- [TO BE DONE] Give the number of lines in the records below that include "system". Reply with that number alone.

Data extracted from a collection
● ● ●
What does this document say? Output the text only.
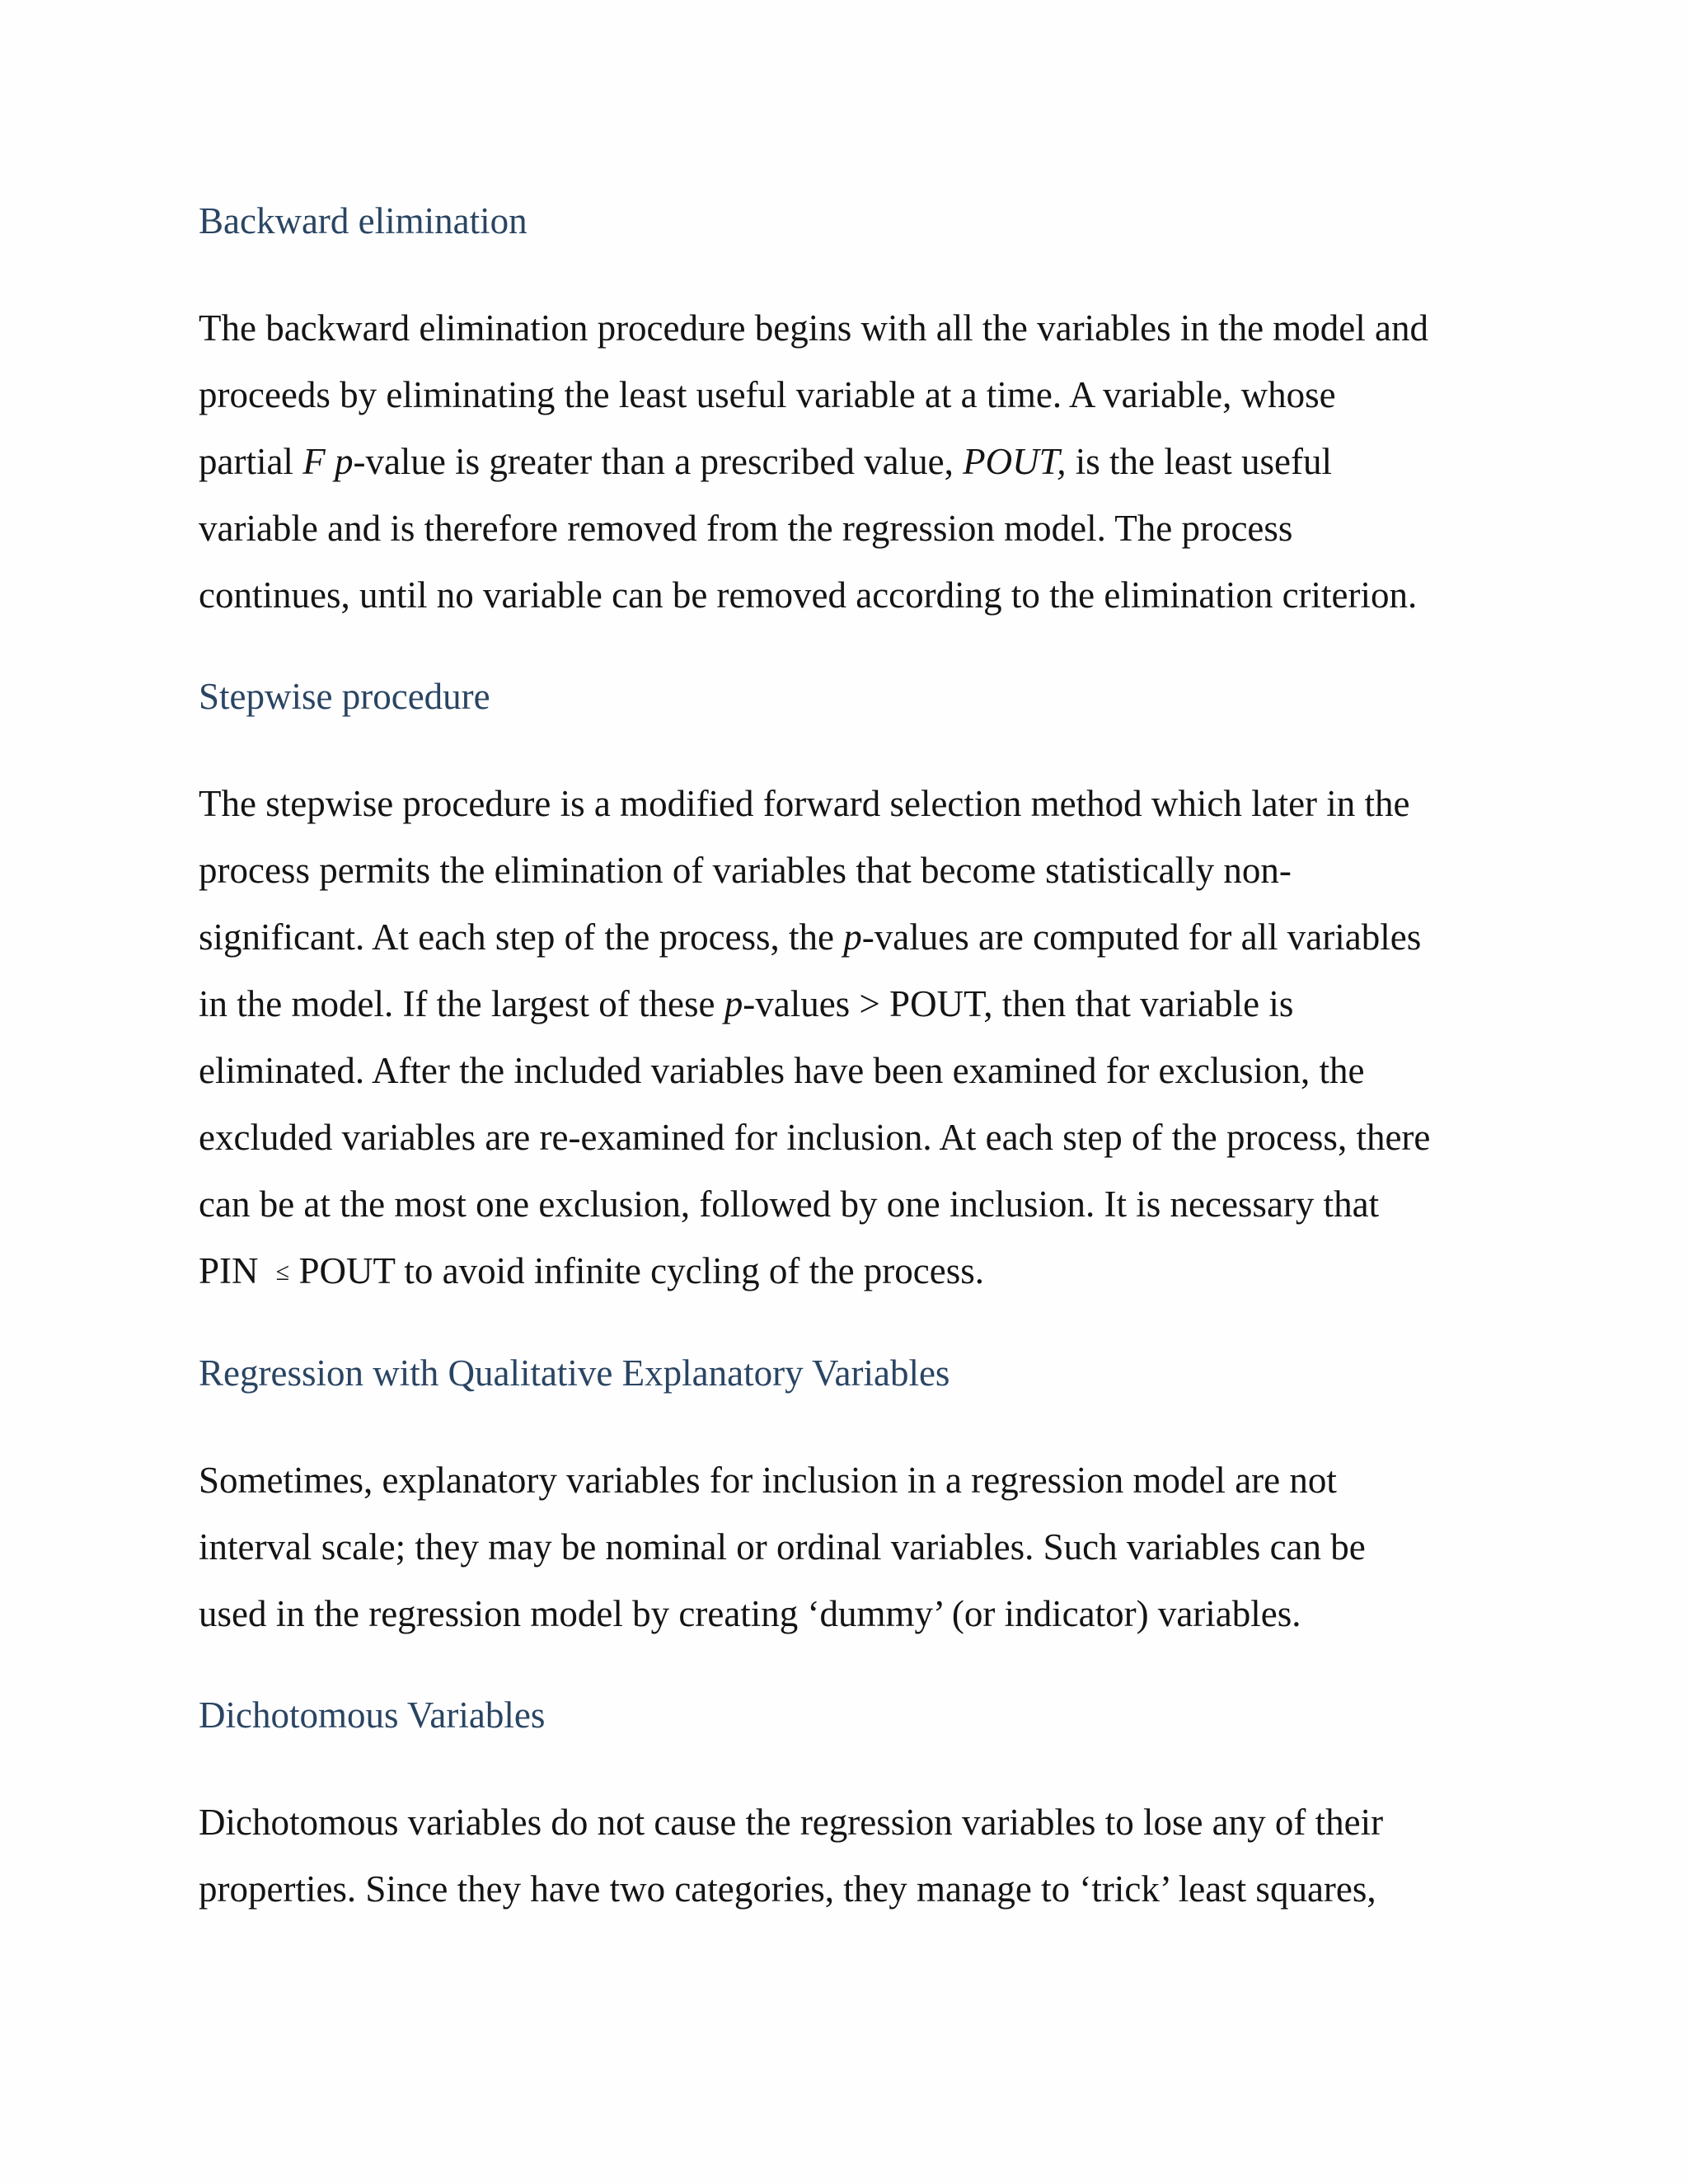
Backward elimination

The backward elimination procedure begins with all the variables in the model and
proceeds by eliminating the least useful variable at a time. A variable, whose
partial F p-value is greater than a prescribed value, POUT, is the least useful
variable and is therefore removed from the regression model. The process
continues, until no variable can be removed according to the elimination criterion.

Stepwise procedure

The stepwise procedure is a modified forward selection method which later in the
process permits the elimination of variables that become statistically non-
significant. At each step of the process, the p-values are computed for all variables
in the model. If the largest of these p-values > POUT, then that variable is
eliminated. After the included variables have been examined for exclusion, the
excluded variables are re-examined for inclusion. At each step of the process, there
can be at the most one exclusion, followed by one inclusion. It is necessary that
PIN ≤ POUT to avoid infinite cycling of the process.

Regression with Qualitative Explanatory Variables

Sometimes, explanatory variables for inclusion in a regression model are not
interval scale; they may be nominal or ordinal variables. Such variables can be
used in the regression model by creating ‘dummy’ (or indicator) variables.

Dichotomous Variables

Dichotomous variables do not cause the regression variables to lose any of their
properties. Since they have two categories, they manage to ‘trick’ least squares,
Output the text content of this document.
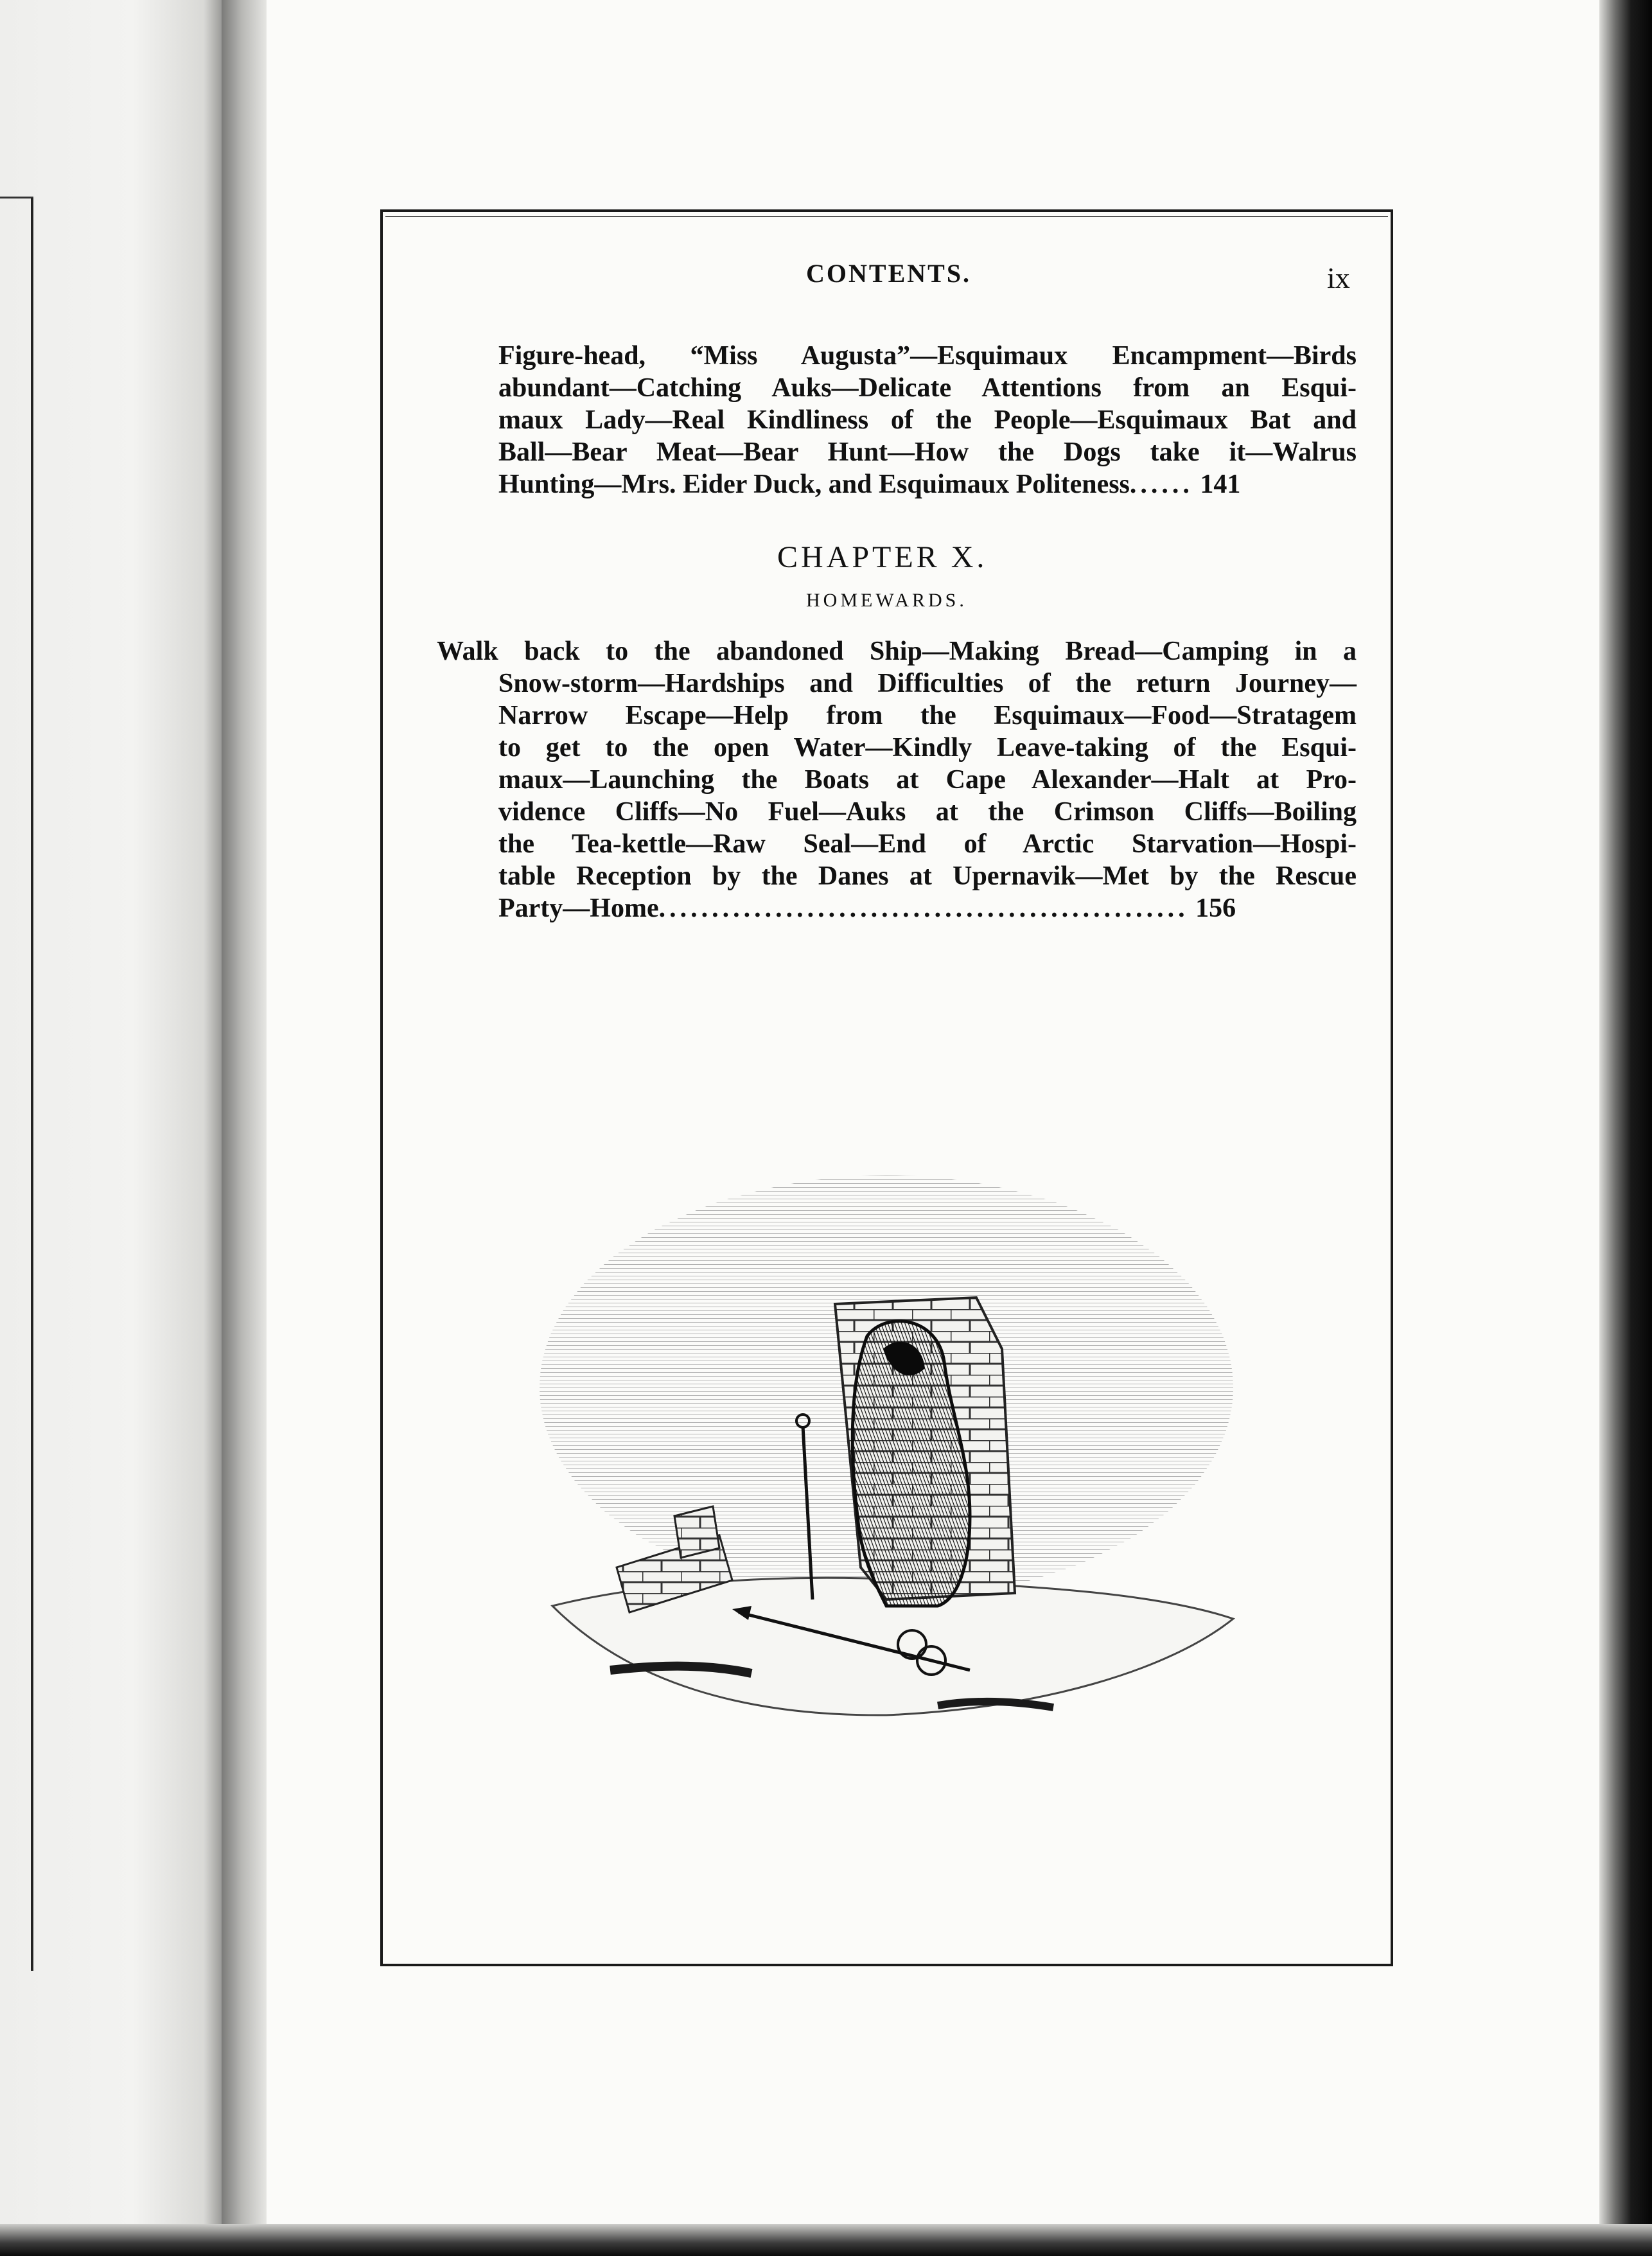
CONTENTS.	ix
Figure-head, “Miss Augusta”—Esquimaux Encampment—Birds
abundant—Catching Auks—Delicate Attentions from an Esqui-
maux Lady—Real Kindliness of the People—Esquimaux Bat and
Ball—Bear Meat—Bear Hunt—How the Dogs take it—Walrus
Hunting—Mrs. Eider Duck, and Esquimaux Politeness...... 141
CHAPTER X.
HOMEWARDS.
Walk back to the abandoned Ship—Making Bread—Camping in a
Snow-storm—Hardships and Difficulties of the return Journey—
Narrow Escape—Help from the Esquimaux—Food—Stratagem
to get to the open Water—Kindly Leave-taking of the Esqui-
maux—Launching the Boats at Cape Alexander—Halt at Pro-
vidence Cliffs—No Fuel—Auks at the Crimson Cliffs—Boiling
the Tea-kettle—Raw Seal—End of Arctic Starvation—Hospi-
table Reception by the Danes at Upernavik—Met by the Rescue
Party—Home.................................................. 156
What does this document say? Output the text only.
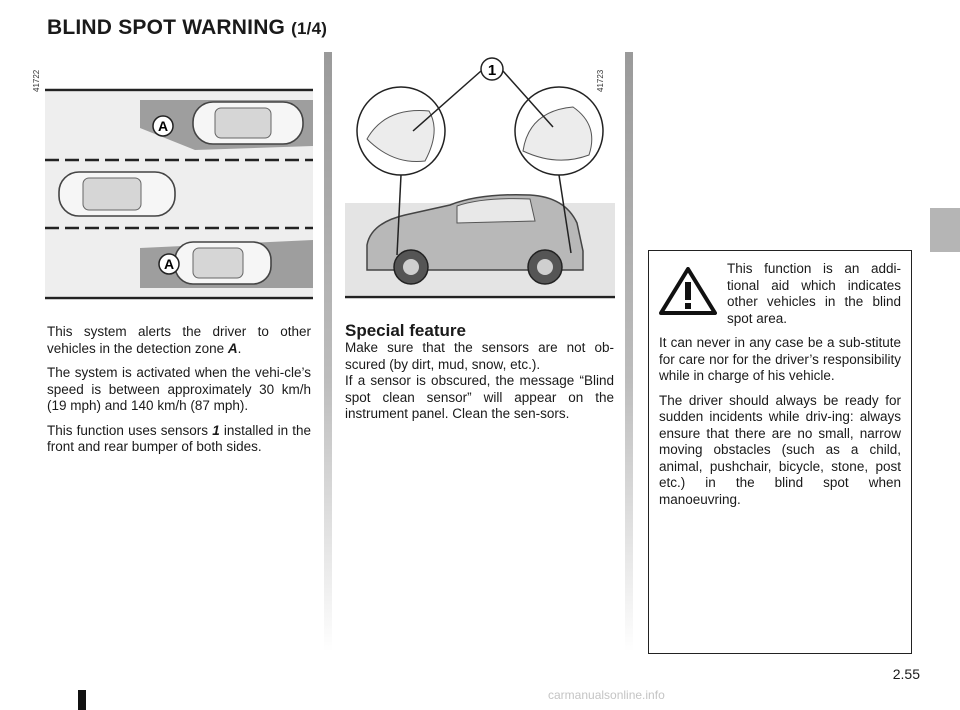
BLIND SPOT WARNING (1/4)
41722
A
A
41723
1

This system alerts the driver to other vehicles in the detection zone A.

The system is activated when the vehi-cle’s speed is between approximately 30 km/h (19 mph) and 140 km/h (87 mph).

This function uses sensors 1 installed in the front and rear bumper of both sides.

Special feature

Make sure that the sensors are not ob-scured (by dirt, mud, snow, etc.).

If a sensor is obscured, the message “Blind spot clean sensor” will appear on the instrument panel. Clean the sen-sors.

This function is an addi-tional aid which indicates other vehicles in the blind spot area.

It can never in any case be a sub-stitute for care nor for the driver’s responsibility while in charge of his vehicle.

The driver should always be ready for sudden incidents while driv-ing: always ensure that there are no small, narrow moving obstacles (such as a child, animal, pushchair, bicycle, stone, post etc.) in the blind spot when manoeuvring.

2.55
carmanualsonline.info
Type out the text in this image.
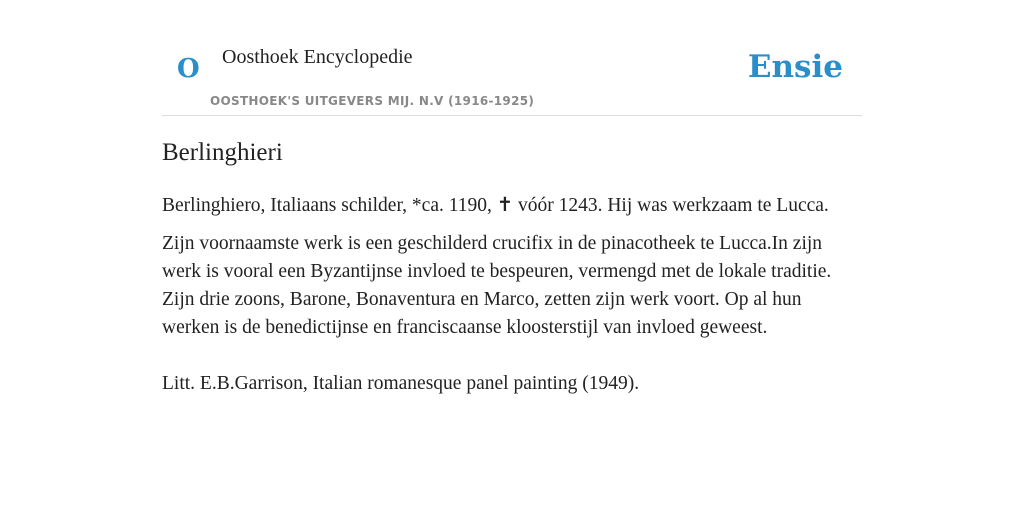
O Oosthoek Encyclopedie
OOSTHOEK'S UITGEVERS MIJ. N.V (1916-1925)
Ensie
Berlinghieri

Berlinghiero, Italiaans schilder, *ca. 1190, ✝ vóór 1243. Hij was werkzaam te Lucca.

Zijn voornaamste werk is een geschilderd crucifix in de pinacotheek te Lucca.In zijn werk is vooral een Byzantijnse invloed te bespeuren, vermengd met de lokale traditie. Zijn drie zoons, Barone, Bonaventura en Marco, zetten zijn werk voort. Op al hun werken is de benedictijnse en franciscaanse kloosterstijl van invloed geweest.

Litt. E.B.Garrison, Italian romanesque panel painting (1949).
● ● ●
- [THE REPLY] 2